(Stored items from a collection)
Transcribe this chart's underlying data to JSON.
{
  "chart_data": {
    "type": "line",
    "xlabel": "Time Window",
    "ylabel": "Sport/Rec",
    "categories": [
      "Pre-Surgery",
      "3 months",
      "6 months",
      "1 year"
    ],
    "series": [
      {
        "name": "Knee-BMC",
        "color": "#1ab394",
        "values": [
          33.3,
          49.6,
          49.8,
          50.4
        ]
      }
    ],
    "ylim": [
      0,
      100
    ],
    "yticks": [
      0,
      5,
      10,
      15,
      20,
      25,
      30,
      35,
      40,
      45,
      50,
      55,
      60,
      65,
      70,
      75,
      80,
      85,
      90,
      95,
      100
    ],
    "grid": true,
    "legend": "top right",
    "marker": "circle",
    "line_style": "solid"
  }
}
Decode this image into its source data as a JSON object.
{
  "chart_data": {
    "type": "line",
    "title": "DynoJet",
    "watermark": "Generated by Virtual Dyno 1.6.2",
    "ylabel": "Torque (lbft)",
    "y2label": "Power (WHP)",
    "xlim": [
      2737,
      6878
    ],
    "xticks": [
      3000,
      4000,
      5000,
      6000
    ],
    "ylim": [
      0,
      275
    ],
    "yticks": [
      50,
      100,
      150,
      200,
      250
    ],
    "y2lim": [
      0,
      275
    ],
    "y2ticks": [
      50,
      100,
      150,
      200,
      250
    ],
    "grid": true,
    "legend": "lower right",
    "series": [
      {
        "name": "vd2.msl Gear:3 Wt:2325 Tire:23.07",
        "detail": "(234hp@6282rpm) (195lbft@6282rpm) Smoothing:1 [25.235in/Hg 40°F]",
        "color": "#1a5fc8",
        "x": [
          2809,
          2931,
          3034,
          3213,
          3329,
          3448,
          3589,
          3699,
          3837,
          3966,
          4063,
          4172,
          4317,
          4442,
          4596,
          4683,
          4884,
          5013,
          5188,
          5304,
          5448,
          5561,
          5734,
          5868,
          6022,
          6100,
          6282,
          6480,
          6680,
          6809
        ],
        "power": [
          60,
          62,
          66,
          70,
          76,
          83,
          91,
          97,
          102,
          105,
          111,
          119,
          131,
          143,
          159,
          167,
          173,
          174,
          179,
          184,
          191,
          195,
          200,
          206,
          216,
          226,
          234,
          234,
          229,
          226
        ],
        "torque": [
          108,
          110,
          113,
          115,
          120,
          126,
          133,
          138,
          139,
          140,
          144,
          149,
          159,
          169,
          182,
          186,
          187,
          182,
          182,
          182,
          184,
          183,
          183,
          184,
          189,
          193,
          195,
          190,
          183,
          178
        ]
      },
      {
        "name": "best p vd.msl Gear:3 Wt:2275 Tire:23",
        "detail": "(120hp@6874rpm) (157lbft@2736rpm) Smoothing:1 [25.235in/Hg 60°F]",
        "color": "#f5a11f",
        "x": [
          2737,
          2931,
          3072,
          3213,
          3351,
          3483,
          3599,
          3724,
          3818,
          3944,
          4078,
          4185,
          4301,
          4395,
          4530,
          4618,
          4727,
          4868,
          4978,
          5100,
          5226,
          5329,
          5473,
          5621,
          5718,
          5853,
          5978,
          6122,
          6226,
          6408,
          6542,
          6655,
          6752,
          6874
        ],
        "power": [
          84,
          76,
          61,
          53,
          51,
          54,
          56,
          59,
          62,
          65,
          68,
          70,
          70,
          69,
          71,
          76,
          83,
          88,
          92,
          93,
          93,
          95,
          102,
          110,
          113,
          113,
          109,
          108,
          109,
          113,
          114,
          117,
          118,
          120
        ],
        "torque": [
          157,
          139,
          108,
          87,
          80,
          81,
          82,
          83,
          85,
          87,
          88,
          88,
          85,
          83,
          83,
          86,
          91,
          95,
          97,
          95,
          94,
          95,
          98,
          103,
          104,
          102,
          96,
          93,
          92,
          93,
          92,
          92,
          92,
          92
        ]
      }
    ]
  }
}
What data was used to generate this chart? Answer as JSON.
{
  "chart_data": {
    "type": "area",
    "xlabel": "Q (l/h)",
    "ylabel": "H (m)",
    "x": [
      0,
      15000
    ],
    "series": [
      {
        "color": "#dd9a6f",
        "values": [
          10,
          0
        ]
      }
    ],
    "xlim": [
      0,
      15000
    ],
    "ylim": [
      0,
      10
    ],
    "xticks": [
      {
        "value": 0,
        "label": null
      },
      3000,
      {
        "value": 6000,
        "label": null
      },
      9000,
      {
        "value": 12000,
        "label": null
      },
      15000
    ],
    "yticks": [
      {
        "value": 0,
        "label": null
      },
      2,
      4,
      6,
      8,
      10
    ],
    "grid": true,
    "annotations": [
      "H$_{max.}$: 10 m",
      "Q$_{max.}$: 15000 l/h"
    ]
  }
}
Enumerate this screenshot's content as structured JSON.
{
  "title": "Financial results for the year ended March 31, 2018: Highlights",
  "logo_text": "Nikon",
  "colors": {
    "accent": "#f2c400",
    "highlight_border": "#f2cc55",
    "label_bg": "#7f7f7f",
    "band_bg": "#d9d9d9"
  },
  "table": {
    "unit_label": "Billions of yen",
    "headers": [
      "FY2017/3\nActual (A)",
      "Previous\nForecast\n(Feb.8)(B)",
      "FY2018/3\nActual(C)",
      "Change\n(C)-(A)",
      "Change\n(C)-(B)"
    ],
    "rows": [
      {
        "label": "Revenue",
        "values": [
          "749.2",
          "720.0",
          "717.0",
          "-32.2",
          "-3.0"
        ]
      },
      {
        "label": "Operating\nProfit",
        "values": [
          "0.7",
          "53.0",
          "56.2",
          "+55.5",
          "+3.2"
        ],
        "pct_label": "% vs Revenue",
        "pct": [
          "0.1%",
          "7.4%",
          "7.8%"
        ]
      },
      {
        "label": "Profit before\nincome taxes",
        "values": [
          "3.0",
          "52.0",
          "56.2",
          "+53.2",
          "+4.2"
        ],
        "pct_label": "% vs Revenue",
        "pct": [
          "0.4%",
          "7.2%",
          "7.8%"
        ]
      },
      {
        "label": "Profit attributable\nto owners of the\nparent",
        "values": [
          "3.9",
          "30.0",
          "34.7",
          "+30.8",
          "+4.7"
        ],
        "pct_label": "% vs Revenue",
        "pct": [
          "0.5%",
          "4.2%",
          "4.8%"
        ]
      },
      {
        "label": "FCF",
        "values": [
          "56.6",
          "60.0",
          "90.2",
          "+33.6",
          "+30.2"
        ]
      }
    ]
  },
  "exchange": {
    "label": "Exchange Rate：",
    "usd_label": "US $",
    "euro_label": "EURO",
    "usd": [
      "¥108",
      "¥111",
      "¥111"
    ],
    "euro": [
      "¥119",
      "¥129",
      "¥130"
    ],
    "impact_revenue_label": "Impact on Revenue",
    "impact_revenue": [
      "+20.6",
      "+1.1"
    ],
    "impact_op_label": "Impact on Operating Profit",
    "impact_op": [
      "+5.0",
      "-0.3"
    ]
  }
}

EXERCISE INSTRUCTIONS:
All entries shown above should be printed again exactly.

OUTPUT OF THE EXERCISE:
Transcribe this chart's underlying data to JSON.
{
  "chart_data": {
    "type": "line",
    "xlabel": "Time Window",
    "ylabel": "Sport/Rec",
    "categories": [
      "Pre-Surgery",
      "3 months",
      "6 months",
      "1 year"
    ],
    "series": [
      {
        "name": "Knee-BMC",
        "color": "#1ab394",
        "values": [
          33.3,
          49.6,
          49.8,
          50.4
        ]
      }
    ],
    "ylim": [
      0,
      100
    ],
    "yticks": [
      0,
      5,
      10,
      15,
      20,
      25,
      30,
      35,
      40,
      45,
      50,
      55,
      60,
      65,
      70,
      75,
      80,
      85,
      90,
      95,
      100
    ],
    "grid": true,
    "legend": "top right",
    "marker": "circle",
    "line_style": "solid"
  }
}
Decode this image into its source data as a JSON object.
{
  "chart_data": {
    "type": "line",
    "title": "DynoJet",
    "watermark": "Generated by Virtual Dyno 1.6.2",
    "ylabel": "Torque (lbft)",
    "y2label": "Power (WHP)",
    "xlim": [
      2737,
      6878
    ],
    "xticks": [
      3000,
      4000,
      5000,
      6000
    ],
    "ylim": [
      0,
      275
    ],
    "yticks": [
      50,
      100,
      150,
      200,
      250
    ],
    "y2lim": [
      0,
      275
    ],
    "y2ticks": [
      50,
      100,
      150,
      200,
      250
    ],
    "grid": true,
    "legend": "lower right",
    "series": [
      {
        "name": "vd2.msl Gear:3 Wt:2325 Tire:23.07",
        "detail": "(234hp@6282rpm) (195lbft@6282rpm) Smoothing:1 [25.235in/Hg 40°F]",
        "color": "#1a5fc8",
        "x": [
          2809,
          2931,
          3034,
          3213,
          3329,
          3448,
          3589,
          3699,
          3837,
          3966,
          4063,
          4172,
          4317,
          4442,
          4596,
          4683,
          4884,
          5013,
          5188,
          5304,
          5448,
          5561,
          5734,
          5868,
          6022,
          6100,
          6282,
          6480,
          6680,
          6809
        ],
        "power": [
          60,
          62,
          66,
          70,
          76,
          83,
          91,
          97,
          102,
          105,
          111,
          119,
          131,
          143,
          159,
          167,
          173,
          174,
          179,
          184,
          191,
          195,
          200,
          206,
          216,
          226,
          234,
          234,
          229,
          226
        ],
        "torque": [
          108,
          110,
          113,
          115,
          120,
          126,
          133,
          138,
          139,
          140,
          144,
          149,
          159,
          169,
          182,
          186,
          187,
          182,
          182,
          182,
          184,
          183,
          183,
          184,
          189,
          193,
          195,
          190,
          183,
          178
        ]
      },
      {
        "name": "best p vd.msl Gear:3 Wt:2275 Tire:23",
        "detail": "(120hp@6874rpm) (157lbft@2736rpm) Smoothing:1 [25.235in/Hg 60°F]",
        "color": "#f5a11f",
        "x": [
          2737,
          2931,
          3072,
          3213,
          3351,
          3483,
          3599,
          3724,
          3818,
          3944,
          4078,
          4185,
          4301,
          4395,
          4530,
          4618,
          4727,
          4868,
          4978,
          5100,
          5226,
          5329,
          5473,
          5621,
          5718,
          5853,
          5978,
          6122,
          6226,
          6408,
          6542,
          6655,
          6752,
          6874
        ],
        "power": [
          84,
          76,
          61,
          53,
          51,
          54,
          56,
          59,
          62,
          65,
          68,
          70,
          70,
          69,
          71,
          76,
          83,
          88,
          92,
          93,
          93,
          95,
          102,
          110,
          113,
          113,
          109,
          108,
          109,
          113,
          114,
          117,
          118,
          120
        ],
        "torque": [
          157,
          139,
          108,
          87,
          80,
          81,
          82,
          83,
          85,
          87,
          88,
          88,
          85,
          83,
          83,
          86,
          91,
          95,
          97,
          95,
          94,
          95,
          98,
          103,
          104,
          102,
          96,
          93,
          92,
          93,
          92,
          92,
          92,
          92
        ]
      }
    ]
  }
}
What data was used to generate this chart? Answer as JSON.
{
  "chart_data": {
    "type": "area",
    "xlabel": "Q (l/h)",
    "ylabel": "H (m)",
    "x": [
      0,
      15000
    ],
    "series": [
      {
        "color": "#dd9a6f",
        "values": [
          10,
          0
        ]
      }
    ],
    "xlim": [
      0,
      15000
    ],
    "ylim": [
      0,
      10
    ],
    "xticks": [
      {
        "value": 0,
        "label": null
      },
      3000,
      {
        "value": 6000,
        "label": null
      },
      9000,
      {
        "value": 12000,
        "label": null
      },
      15000
    ],
    "yticks": [
      {
        "value": 0,
        "label": null
      },
      2,
      4,
      6,
      8,
      10
    ],
    "grid": true,
    "annotations": [
      "H$_{max.}$: 10 m",
      "Q$_{max.}$: 15000 l/h"
    ]
  }
}
Enumerate this screenshot's content as structured JSON.
{
  "title": "Financial results for the year ended March 31, 2018: Highlights",
  "logo_text": "Nikon",
  "colors": {
    "accent": "#f2c400",
    "highlight_border": "#f2cc55",
    "label_bg": "#7f7f7f",
    "band_bg": "#d9d9d9"
  },
  "table": {
    "unit_label": "Billions of yen",
    "headers": [
      "FY2017/3\nActual (A)",
      "Previous\nForecast\n(Feb.8)(B)",
      "FY2018/3\nActual(C)",
      "Change\n(C)-(A)",
      "Change\n(C)-(B)"
    ],
    "rows": [
      {
        "label": "Revenue",
        "values": [
          "749.2",
          "720.0",
          "717.0",
          "-32.2",
          "-3.0"
        ]
      },
      {
        "label": "Operating\nProfit",
        "values": [
          "0.7",
          "53.0",
          "56.2",
          "+55.5",
          "+3.2"
        ],
        "pct_label": "% vs Revenue",
        "pct": [
          "0.1%",
          "7.4%",
          "7.8%"
        ]
      },
      {
        "label": "Profit before\nincome taxes",
        "values": [
          "3.0",
          "52.0",
          "56.2",
          "+53.2",
          "+4.2"
        ],
        "pct_label": "% vs Revenue",
        "pct": [
          "0.4%",
          "7.2%",
          "7.8%"
        ]
      },
      {
        "label": "Profit attributable\nto owners of the\nparent",
        "values": [
          "3.9",
          "30.0",
          "34.7",
          "+30.8",
          "+4.7"
        ],
        "pct_label": "% vs Revenue",
        "pct": [
          "0.5%",
          "4.2%",
          "4.8%"
        ]
      },
      {
        "label": "FCF",
        "values": [
          "56.6",
          "60.0",
          "90.2",
          "+33.6",
          "+30.2"
        ]
      }
    ]
  },
  "exchange": {
    "label": "Exchange Rate：",
    "usd_label": "US $",
    "euro_label": "EURO",
    "usd": [
      "¥108",
      "¥111",
      "¥111"
    ],
    "euro": [
      "¥119",
      "¥129",
      "¥130"
    ],
    "impact_revenue_label": "Impact on Revenue",
    "impact_revenue": [
      "+20.6",
      "+1.1"
    ],
    "impact_op_label": "Impact on Operating Profit",
    "impact_op": [
      "+5.0",
      "-0.3"
    ]
  }
}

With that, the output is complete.